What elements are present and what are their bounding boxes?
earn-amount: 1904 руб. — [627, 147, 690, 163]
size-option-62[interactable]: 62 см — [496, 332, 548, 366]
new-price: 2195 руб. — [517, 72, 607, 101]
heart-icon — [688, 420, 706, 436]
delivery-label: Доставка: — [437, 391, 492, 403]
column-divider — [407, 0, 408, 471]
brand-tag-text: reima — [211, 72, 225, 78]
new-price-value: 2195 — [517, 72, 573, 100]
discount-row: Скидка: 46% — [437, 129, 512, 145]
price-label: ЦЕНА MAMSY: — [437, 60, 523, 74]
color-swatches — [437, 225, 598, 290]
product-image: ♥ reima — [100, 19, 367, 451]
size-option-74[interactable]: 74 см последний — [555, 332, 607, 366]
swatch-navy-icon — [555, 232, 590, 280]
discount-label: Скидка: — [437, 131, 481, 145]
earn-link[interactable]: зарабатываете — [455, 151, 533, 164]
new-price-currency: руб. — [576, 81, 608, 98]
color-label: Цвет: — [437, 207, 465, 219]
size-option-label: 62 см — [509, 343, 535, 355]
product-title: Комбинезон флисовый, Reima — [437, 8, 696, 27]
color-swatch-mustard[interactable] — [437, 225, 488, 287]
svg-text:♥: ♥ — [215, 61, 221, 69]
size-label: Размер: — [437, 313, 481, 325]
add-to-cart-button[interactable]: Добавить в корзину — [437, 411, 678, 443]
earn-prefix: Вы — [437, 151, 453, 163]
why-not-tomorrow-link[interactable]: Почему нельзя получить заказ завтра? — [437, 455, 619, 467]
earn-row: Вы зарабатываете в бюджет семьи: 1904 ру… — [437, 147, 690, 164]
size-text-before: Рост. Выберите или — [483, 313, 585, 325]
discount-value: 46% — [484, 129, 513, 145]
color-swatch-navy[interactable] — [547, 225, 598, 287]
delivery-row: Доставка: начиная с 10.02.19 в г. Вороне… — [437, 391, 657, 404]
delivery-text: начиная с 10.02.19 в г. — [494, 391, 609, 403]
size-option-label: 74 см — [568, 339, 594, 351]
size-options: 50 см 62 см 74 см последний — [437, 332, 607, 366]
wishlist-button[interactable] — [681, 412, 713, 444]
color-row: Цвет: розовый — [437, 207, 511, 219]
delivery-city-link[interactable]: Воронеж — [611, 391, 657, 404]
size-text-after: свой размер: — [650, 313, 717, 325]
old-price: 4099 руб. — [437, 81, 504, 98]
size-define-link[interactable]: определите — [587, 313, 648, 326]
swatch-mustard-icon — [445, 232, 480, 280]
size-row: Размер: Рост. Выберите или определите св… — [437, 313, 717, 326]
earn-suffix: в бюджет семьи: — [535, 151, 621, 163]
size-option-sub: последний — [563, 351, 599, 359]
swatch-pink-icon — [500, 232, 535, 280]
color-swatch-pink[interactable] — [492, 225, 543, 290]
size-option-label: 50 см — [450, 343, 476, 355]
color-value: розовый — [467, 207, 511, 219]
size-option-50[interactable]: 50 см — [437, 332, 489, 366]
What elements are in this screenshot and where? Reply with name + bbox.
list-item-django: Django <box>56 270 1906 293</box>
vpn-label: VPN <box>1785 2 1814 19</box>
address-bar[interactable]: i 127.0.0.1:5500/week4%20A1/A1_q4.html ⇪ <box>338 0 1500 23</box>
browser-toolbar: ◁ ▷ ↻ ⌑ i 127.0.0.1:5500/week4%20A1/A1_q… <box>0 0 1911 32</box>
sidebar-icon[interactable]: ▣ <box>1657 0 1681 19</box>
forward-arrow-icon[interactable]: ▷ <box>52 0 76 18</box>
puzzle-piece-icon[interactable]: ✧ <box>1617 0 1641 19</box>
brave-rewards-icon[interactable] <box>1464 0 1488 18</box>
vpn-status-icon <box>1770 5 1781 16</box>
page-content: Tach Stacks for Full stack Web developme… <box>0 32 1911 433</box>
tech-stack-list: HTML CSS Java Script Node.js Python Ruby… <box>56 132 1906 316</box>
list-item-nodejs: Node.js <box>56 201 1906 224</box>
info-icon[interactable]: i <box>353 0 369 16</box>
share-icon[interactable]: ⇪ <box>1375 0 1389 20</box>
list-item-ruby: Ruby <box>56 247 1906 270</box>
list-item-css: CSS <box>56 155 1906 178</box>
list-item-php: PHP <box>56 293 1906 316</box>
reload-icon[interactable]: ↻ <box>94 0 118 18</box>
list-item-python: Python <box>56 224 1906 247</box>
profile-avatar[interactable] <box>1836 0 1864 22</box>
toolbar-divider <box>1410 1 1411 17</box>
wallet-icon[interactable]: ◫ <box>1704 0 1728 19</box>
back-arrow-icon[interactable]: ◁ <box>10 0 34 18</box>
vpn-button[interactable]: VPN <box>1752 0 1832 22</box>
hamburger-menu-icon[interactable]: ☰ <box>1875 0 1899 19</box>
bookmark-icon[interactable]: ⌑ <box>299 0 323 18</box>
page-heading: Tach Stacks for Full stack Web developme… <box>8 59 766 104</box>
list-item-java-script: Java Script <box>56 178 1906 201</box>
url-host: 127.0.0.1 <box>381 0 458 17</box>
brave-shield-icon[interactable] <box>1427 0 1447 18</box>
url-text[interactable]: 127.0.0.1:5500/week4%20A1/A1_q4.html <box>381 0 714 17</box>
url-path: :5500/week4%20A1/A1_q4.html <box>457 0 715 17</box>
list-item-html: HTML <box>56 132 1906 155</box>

■ ■ ■

→ TASK STATEMENT: Print every line of the records above again, with no changes.

→ FULL OUTPUT:
What elements are present and what are their bounding boxes?
earn-amount: 1904 руб. — [627, 147, 690, 163]
size-option-62[interactable]: 62 см — [496, 332, 548, 366]
new-price: 2195 руб. — [517, 72, 607, 101]
heart-icon — [688, 420, 706, 436]
delivery-label: Доставка: — [437, 391, 492, 403]
column-divider — [407, 0, 408, 471]
brand-tag-text: reima — [211, 72, 225, 78]
new-price-value: 2195 — [517, 72, 573, 100]
discount-row: Скидка: 46% — [437, 129, 512, 145]
price-label: ЦЕНА MAMSY: — [437, 60, 523, 74]
color-swatches — [437, 225, 598, 290]
product-image: ♥ reima — [100, 19, 367, 451]
size-option-74[interactable]: 74 см последний — [555, 332, 607, 366]
swatch-navy-icon — [555, 232, 590, 280]
discount-label: Скидка: — [437, 131, 481, 145]
earn-link[interactable]: зарабатываете — [455, 151, 533, 164]
new-price-currency: руб. — [576, 81, 608, 98]
color-label: Цвет: — [437, 207, 465, 219]
size-option-label: 62 см — [509, 343, 535, 355]
product-title: Комбинезон флисовый, Reima — [437, 8, 696, 27]
color-swatch-mustard[interactable] — [437, 225, 488, 287]
svg-text:♥: ♥ — [215, 61, 221, 69]
size-label: Размер: — [437, 313, 481, 325]
add-to-cart-button[interactable]: Добавить в корзину — [437, 411, 678, 443]
earn-prefix: Вы — [437, 151, 453, 163]
why-not-tomorrow-link[interactable]: Почему нельзя получить заказ завтра? — [437, 455, 619, 467]
earn-row: Вы зарабатываете в бюджет семьи: 1904 ру… — [437, 147, 690, 164]
size-text-before: Рост. Выберите или — [483, 313, 585, 325]
discount-value: 46% — [484, 129, 513, 145]
color-swatch-navy[interactable] — [547, 225, 598, 287]
delivery-row: Доставка: начиная с 10.02.19 в г. Вороне… — [437, 391, 657, 404]
delivery-text: начиная с 10.02.19 в г. — [494, 391, 609, 403]
size-option-label: 74 см — [568, 339, 594, 351]
size-options: 50 см 62 см 74 см последний — [437, 332, 607, 366]
wishlist-button[interactable] — [681, 412, 713, 444]
color-row: Цвет: розовый — [437, 207, 511, 219]
delivery-city-link[interactable]: Воронеж — [611, 391, 657, 404]
size-text-after: свой размер: — [650, 313, 717, 325]
old-price: 4099 руб. — [437, 81, 504, 98]
size-define-link[interactable]: определите — [587, 313, 648, 326]
swatch-mustard-icon — [445, 232, 480, 280]
size-row: Размер: Рост. Выберите или определите св… — [437, 313, 717, 326]
earn-suffix: в бюджет семьи: — [535, 151, 621, 163]
size-option-sub: последний — [563, 351, 599, 359]
swatch-pink-icon — [500, 232, 535, 280]
color-swatch-pink[interactable] — [492, 225, 543, 290]
size-option-label: 50 см — [450, 343, 476, 355]
color-value: розовый — [467, 207, 511, 219]
size-option-50[interactable]: 50 см — [437, 332, 489, 366]
What elements are in this screenshot and where? Reply with name + bbox.
list-item-django: Django <box>56 270 1906 293</box>
vpn-label: VPN <box>1785 2 1814 19</box>
address-bar[interactable]: i 127.0.0.1:5500/week4%20A1/A1_q4.html ⇪ <box>338 0 1500 23</box>
browser-toolbar: ◁ ▷ ↻ ⌑ i 127.0.0.1:5500/week4%20A1/A1_q… <box>0 0 1911 32</box>
sidebar-icon[interactable]: ▣ <box>1657 0 1681 19</box>
forward-arrow-icon[interactable]: ▷ <box>52 0 76 18</box>
puzzle-piece-icon[interactable]: ✧ <box>1617 0 1641 19</box>
brave-rewards-icon[interactable] <box>1464 0 1488 18</box>
vpn-status-icon <box>1770 5 1781 16</box>
page-content: Tach Stacks for Full stack Web developme… <box>0 32 1911 433</box>
tech-stack-list: HTML CSS Java Script Node.js Python Ruby… <box>56 132 1906 316</box>
list-item-nodejs: Node.js <box>56 201 1906 224</box>
info-icon[interactable]: i <box>353 0 369 16</box>
share-icon[interactable]: ⇪ <box>1375 0 1389 20</box>
list-item-ruby: Ruby <box>56 247 1906 270</box>
list-item-css: CSS <box>56 155 1906 178</box>
list-item-php: PHP <box>56 293 1906 316</box>
reload-icon[interactable]: ↻ <box>94 0 118 18</box>
list-item-python: Python <box>56 224 1906 247</box>
profile-avatar[interactable] <box>1836 0 1864 22</box>
toolbar-divider <box>1410 1 1411 17</box>
wallet-icon[interactable]: ◫ <box>1704 0 1728 19</box>
back-arrow-icon[interactable]: ◁ <box>10 0 34 18</box>
vpn-button[interactable]: VPN <box>1752 0 1832 22</box>
hamburger-menu-icon[interactable]: ☰ <box>1875 0 1899 19</box>
bookmark-icon[interactable]: ⌑ <box>299 0 323 18</box>
page-heading: Tach Stacks for Full stack Web developme… <box>8 59 766 104</box>
list-item-java-script: Java Script <box>56 178 1906 201</box>
url-host: 127.0.0.1 <box>381 0 458 17</box>
brave-shield-icon[interactable] <box>1427 0 1447 18</box>
url-text[interactable]: 127.0.0.1:5500/week4%20A1/A1_q4.html <box>381 0 714 17</box>
url-path: :5500/week4%20A1/A1_q4.html <box>457 0 715 17</box>
list-item-html: HTML <box>56 132 1906 155</box>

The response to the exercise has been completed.